▸ **TASK DIRECTIONS**: The listing below is the input. Say how many of its lines contain "Total", giving the number alone.
==== RECORDS PROVIDED ====
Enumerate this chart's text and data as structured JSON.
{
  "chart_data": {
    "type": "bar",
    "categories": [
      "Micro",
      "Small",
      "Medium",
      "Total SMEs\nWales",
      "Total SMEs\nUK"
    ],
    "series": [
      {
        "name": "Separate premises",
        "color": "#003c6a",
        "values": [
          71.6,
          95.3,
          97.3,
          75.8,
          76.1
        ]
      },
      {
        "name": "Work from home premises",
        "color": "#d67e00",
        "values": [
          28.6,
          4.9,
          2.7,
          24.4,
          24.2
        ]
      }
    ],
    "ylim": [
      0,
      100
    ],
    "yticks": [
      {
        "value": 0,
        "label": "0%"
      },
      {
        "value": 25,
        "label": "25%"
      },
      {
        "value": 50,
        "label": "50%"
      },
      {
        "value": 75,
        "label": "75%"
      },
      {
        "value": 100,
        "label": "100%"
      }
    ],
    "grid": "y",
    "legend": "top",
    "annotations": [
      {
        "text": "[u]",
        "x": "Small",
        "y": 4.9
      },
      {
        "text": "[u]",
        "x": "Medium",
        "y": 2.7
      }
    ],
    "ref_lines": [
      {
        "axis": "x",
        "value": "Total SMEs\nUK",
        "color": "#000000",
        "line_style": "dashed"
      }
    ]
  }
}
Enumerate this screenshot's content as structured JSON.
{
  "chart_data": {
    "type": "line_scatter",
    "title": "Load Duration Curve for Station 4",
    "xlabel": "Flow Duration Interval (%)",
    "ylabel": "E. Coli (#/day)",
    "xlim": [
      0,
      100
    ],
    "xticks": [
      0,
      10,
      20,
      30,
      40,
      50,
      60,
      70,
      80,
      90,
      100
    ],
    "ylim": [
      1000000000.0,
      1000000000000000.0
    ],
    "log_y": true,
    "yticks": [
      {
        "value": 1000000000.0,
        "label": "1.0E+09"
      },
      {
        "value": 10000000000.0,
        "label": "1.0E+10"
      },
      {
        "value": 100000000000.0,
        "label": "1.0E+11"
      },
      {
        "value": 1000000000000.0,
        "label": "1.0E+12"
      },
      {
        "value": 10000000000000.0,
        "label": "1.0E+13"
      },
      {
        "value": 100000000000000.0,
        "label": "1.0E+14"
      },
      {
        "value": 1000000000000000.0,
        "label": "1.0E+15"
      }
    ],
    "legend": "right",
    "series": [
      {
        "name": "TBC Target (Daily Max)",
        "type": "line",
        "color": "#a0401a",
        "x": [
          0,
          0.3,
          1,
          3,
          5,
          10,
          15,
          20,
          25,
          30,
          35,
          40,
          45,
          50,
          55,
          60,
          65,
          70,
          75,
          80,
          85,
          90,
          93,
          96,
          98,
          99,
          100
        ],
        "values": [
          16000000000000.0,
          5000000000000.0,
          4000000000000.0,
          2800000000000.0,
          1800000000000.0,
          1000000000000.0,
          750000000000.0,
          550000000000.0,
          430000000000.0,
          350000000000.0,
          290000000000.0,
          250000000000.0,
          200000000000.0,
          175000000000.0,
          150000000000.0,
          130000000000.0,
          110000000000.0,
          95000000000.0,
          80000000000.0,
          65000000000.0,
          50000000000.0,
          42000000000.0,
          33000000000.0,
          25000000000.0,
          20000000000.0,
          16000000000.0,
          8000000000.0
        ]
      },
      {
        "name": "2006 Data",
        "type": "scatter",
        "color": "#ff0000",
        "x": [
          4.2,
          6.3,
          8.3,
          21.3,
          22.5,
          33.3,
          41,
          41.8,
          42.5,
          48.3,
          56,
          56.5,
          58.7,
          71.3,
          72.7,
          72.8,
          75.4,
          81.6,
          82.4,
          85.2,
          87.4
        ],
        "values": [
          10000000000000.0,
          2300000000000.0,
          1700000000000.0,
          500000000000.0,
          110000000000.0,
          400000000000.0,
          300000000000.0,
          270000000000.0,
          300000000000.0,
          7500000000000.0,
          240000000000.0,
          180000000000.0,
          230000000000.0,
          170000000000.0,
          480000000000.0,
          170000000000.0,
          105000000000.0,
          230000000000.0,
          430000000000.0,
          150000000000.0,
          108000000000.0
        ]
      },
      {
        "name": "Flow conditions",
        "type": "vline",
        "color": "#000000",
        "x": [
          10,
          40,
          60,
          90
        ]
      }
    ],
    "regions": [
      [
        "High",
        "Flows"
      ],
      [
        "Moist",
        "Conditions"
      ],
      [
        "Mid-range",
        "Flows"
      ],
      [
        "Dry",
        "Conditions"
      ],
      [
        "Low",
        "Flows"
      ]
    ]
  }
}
====
▸ **EXPECTED OUTPUT**: 3